ARTICLE PREMIER. — Louis-Napoléon Bonaparte et sa dynastie sont déchus du pouvoir. — ART. II. — Une Commission sera nommée dans la Chambre, qui aura pour but de résister à outrance à l’ennemi, de le chasser du territoire. — ART. III. — Le général Trochu sera maintenu dans son poste de gouverneur de Paris.

Ces mots lentement scandés résonnèrent dans le silence de la nuit comme un glas funèbre. Les ministres auraient dû repousser avec véhémence cette motion, réclamer la question préalable, affirmer, en quelques paroles enflammées, le droit de l’Empereur, et donner un témoignage de fidélité au prisonnier. Pinard seul fit entendre une brève protestation sur la procédure : « Nous pouvons proposer des mesures provisoires, dit-il, nous ne pouvons prononcer la déchéance. » On admira ce vaillant, on ne le soutint pas, et la majorité sanctionna, du silence de la peur, la proposition de déchéance de l’Empire et de l’Empereur.

Consigne 1 — D'après l'extrait, quel poste le général Trochu doit-il conserver ?
Consigne 2 — Veuillez reproduire l'extrait entre « Ces mots lentement » et « et de l’Empereur. », inclus, en renommant « prisonnier » en « captif ».

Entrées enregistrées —
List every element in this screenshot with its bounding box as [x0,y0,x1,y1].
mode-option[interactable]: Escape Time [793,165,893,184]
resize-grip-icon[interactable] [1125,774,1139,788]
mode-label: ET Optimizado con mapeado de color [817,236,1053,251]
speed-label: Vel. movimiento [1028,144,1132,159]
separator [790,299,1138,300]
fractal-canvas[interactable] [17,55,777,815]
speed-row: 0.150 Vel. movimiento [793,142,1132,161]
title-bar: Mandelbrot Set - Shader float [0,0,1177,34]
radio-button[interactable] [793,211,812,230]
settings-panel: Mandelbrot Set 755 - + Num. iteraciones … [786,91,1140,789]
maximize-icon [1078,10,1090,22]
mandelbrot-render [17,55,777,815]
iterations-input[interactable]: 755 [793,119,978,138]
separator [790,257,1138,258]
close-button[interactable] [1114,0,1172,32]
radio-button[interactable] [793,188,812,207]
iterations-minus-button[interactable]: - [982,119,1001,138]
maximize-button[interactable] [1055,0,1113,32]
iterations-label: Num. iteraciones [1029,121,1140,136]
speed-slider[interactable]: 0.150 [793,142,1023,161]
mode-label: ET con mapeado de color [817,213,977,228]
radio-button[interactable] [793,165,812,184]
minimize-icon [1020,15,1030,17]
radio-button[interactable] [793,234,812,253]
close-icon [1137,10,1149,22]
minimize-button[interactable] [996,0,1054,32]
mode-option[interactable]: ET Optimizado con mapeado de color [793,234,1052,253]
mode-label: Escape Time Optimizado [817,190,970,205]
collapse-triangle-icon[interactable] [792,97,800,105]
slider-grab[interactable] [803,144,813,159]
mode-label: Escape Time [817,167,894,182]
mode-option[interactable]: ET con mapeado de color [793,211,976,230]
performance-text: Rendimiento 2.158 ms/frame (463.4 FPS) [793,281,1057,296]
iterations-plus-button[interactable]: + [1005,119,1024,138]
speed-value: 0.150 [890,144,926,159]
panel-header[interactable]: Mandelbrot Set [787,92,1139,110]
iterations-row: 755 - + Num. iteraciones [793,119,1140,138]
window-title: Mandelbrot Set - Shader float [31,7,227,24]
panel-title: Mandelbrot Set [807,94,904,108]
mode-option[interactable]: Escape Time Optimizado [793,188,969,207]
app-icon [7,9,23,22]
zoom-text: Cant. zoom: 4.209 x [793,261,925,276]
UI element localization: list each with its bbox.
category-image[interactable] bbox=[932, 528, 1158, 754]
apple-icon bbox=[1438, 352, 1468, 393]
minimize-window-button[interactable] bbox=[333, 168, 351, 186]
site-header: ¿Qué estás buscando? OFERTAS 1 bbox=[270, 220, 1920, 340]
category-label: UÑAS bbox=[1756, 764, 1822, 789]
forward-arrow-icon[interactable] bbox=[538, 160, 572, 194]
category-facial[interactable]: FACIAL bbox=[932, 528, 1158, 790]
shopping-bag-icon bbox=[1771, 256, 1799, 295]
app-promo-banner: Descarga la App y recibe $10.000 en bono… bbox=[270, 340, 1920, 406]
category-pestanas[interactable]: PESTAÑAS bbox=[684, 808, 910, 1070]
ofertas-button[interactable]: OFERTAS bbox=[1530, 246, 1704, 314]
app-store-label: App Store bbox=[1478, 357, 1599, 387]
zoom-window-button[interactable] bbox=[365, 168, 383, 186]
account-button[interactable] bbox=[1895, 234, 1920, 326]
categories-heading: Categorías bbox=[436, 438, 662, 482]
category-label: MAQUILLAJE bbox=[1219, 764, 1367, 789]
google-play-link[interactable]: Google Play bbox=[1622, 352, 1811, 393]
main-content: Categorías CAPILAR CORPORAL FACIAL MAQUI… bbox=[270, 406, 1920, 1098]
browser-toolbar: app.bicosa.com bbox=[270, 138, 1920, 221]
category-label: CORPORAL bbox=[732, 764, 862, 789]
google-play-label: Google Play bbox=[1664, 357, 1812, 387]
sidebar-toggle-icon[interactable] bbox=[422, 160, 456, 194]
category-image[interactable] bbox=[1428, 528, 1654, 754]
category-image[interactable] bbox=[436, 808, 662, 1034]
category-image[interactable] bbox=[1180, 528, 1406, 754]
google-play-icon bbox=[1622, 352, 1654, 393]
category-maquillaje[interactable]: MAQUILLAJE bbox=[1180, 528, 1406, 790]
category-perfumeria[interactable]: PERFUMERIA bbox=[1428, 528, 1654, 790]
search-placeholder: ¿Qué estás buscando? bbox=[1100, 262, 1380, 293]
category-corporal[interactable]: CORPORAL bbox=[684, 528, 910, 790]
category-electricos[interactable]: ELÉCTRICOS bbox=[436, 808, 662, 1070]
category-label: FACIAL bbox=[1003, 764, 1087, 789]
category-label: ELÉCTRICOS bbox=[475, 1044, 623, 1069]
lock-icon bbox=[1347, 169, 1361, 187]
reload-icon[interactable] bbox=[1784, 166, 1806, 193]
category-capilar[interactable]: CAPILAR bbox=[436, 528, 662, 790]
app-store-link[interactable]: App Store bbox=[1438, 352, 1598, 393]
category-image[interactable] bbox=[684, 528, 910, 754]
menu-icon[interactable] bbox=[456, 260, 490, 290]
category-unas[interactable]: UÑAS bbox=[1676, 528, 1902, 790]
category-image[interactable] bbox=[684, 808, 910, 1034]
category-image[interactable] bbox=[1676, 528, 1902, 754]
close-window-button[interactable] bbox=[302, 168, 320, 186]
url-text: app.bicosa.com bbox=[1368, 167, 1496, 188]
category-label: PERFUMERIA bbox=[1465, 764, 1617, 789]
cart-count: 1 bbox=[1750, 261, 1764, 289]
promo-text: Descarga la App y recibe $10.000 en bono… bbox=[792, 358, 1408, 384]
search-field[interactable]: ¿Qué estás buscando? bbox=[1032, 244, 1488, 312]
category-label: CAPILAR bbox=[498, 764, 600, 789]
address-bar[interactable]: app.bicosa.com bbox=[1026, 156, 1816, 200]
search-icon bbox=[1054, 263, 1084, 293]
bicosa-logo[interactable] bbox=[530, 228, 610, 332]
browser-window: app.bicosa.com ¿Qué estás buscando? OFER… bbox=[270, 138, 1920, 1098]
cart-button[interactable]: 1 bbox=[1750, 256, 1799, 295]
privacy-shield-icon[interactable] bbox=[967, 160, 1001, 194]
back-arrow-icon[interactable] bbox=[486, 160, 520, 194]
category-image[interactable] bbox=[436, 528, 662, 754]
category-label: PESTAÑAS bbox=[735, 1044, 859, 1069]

Réponse complète 1 — Celui de gouverneur de Paris.

Réponse complète 2 —
Ces mots lentement scandés résonnèrent dans le silence de la nuit comme un glas funèbre. Les ministres auraient dû repousser avec véhémence cette motion, réclamer la question préalable, affirmer, en quelques paroles enflammées, le droit de l’Empereur, et donner un témoignage de fidélité au captif. Pinard seul fit entendre une brève protestation sur la procédure : « Nous pouvons proposer des mesures provisoires, dit-il, nous ne pouvons prononcer la déchéance. » On admira ce vaillant, on ne le soutint pas, et la majorité sanctionna, du silence de la peur, la proposition de déchéance de l’Empire et de l’Empereur.